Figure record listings
>> begin

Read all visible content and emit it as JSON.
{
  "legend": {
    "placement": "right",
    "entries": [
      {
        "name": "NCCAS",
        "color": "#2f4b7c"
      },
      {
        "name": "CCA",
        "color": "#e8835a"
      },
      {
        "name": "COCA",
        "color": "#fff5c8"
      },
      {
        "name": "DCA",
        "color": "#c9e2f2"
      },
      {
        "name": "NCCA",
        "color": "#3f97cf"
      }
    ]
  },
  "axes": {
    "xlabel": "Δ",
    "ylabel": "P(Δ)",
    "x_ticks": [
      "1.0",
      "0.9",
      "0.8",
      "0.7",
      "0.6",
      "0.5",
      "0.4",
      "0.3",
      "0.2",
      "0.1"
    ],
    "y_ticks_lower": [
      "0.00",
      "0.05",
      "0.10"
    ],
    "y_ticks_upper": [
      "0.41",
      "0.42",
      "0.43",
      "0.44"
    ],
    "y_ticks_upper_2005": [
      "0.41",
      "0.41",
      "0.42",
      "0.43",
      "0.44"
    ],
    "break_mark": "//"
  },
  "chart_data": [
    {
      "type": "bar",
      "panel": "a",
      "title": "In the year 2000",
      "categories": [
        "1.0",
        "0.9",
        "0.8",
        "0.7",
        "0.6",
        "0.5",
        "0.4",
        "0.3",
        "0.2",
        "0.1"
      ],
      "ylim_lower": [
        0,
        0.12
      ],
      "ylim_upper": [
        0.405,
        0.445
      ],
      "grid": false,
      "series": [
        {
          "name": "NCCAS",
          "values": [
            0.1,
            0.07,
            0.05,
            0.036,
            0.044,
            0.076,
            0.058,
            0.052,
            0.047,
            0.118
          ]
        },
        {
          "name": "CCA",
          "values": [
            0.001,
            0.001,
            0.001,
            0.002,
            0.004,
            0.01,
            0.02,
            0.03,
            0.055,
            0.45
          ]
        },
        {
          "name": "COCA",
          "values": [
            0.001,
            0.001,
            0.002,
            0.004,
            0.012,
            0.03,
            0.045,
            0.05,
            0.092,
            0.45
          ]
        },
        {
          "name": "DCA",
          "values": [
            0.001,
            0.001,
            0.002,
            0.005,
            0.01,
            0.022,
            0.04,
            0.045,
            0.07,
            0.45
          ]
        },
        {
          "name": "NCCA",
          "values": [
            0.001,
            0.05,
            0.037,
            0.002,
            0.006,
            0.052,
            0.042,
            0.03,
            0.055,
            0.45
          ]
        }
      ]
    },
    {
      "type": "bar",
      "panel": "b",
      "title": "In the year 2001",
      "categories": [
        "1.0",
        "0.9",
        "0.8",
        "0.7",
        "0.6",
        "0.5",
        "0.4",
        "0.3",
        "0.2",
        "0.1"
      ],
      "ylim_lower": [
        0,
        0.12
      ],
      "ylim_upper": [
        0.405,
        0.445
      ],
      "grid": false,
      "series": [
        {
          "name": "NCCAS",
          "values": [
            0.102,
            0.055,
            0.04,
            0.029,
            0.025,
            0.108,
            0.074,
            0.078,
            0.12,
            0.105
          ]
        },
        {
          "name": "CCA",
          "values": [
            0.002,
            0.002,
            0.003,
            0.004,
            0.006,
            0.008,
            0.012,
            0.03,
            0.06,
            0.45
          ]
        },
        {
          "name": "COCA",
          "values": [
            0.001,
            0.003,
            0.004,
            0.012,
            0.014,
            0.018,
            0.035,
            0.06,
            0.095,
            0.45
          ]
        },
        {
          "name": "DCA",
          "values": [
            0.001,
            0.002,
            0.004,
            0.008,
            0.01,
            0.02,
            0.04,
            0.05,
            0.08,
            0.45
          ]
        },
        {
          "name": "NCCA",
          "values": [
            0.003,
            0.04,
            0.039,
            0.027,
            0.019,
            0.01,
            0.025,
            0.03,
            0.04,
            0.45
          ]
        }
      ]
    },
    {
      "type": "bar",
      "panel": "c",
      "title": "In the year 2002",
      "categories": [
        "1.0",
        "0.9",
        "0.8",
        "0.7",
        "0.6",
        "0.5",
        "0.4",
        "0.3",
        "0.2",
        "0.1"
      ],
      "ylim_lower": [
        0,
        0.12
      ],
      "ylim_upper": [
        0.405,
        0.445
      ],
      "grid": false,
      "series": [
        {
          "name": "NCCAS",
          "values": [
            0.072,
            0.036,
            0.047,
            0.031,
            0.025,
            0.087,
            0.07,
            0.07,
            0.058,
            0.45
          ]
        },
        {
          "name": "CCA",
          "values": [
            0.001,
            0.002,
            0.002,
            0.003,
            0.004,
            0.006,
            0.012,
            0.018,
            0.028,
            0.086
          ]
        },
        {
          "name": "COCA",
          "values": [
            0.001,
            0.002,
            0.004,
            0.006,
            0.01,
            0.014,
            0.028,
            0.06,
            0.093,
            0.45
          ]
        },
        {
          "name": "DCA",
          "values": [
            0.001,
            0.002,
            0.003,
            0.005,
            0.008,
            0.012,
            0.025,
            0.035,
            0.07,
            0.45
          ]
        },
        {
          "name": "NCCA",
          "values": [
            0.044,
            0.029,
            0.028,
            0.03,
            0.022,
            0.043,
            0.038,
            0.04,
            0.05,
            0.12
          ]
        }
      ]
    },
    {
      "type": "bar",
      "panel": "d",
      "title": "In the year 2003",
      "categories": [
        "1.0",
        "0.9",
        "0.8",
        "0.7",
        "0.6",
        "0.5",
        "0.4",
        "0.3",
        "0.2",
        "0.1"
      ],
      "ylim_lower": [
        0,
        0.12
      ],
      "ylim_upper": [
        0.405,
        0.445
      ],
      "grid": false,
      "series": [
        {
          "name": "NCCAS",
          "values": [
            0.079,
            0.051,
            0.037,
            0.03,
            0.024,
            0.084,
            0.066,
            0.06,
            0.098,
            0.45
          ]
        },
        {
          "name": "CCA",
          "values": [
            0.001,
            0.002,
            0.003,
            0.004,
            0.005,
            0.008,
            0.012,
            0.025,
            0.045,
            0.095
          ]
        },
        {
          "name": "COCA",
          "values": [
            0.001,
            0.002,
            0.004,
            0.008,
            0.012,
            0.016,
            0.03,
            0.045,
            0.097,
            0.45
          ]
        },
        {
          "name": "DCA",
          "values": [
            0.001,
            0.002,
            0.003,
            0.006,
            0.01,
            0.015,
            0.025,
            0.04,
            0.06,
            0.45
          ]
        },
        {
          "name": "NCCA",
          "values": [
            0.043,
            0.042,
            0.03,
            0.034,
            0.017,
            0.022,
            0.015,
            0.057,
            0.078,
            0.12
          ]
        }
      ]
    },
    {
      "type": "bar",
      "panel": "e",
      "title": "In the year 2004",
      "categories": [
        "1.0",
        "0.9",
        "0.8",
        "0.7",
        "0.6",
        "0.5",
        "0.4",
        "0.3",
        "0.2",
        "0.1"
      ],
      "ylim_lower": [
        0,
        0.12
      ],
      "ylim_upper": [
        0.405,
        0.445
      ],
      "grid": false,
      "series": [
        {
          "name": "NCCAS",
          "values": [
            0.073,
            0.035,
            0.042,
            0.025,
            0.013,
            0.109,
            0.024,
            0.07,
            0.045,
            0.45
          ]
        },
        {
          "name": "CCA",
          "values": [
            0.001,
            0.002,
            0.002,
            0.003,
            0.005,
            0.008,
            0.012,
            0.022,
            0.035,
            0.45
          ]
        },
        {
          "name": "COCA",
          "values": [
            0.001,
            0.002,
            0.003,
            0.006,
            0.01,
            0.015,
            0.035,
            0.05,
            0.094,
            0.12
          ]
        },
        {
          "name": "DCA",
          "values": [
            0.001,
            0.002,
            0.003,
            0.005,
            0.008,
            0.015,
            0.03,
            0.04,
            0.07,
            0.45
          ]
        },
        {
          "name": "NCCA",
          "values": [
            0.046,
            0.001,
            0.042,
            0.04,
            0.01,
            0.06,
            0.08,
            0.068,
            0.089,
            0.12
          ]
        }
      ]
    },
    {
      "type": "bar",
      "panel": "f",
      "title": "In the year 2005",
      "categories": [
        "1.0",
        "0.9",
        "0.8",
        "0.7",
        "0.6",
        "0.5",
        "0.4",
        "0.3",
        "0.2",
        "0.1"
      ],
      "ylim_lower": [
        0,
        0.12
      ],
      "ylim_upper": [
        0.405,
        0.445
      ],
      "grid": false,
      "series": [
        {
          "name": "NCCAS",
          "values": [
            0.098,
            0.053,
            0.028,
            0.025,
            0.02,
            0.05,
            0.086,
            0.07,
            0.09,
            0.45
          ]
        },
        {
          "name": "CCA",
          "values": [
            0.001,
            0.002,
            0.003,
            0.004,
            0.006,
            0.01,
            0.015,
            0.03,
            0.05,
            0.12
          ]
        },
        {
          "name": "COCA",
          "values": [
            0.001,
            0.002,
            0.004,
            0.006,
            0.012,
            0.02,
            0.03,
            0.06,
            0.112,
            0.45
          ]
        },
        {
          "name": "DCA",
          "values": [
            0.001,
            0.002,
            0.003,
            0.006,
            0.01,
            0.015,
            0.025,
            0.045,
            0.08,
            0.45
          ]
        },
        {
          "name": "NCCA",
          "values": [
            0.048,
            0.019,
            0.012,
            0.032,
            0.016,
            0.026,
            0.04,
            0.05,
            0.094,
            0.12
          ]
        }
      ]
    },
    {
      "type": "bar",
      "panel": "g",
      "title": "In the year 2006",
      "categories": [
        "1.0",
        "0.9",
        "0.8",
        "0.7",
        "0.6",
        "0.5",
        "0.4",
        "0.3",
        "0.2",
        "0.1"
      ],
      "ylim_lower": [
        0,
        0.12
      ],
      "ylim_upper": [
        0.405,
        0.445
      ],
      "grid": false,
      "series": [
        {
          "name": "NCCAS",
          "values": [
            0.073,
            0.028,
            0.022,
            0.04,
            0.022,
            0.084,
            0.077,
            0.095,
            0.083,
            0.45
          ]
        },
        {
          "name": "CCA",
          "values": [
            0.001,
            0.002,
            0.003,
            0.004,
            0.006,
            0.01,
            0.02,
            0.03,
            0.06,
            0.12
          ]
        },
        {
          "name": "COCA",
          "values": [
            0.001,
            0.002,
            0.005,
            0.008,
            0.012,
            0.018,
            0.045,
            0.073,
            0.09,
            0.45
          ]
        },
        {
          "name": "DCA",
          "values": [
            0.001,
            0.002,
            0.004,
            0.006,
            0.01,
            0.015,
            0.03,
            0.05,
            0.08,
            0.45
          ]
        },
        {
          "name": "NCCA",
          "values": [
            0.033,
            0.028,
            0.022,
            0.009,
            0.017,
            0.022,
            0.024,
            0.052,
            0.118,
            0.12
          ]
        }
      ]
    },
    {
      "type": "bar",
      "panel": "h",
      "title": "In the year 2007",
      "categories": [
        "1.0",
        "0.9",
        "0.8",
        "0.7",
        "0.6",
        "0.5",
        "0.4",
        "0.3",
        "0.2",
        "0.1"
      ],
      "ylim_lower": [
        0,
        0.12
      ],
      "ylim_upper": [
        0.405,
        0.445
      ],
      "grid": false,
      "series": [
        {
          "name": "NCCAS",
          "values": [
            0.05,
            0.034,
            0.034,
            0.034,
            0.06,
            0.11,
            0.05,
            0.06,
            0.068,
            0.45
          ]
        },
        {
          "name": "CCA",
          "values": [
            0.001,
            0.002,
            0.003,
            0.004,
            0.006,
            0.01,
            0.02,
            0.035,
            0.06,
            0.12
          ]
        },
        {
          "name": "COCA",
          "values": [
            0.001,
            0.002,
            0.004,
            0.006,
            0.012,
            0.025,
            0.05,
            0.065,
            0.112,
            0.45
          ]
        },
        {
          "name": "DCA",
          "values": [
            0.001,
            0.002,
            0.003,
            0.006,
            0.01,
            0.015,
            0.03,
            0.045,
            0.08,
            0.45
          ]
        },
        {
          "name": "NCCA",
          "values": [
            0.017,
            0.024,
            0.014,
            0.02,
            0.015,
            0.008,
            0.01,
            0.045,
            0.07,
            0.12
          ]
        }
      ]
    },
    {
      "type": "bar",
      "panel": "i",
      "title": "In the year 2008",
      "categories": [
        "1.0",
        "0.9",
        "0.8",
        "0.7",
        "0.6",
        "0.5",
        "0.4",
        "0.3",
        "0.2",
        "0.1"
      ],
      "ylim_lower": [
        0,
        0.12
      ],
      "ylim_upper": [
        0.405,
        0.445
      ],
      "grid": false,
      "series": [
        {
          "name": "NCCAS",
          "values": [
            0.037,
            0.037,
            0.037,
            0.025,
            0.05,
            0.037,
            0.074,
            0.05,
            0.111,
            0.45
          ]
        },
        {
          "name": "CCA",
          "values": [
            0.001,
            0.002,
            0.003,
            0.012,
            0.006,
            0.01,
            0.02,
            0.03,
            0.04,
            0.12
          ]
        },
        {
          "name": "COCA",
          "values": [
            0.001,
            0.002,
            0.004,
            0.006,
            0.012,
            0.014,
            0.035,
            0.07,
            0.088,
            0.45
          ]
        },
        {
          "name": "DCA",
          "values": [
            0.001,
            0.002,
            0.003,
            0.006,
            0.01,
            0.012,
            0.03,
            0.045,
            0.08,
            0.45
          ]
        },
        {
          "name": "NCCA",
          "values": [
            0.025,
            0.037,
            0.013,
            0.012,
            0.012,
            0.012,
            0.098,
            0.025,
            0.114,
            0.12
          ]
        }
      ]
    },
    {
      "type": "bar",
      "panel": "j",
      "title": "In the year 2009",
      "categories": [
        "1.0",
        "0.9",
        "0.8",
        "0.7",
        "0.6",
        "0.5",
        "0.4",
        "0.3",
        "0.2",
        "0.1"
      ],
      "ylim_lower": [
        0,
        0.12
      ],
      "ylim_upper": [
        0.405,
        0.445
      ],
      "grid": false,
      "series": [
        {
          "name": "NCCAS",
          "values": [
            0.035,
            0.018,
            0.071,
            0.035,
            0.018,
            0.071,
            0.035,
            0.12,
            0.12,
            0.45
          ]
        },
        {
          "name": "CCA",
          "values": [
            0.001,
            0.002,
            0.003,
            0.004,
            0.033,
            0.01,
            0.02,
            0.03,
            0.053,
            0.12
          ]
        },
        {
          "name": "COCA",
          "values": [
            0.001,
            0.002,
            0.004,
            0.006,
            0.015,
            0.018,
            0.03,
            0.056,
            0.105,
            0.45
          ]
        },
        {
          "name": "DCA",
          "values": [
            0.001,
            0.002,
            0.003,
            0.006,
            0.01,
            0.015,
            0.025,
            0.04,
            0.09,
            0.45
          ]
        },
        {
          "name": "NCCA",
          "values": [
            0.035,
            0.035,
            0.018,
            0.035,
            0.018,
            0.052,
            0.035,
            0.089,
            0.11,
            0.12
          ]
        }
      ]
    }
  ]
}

>> end

> Problem to work on: Among the lines of the data above, determine how many contain the word "panel". Report the number alone.

> Exercise response: 10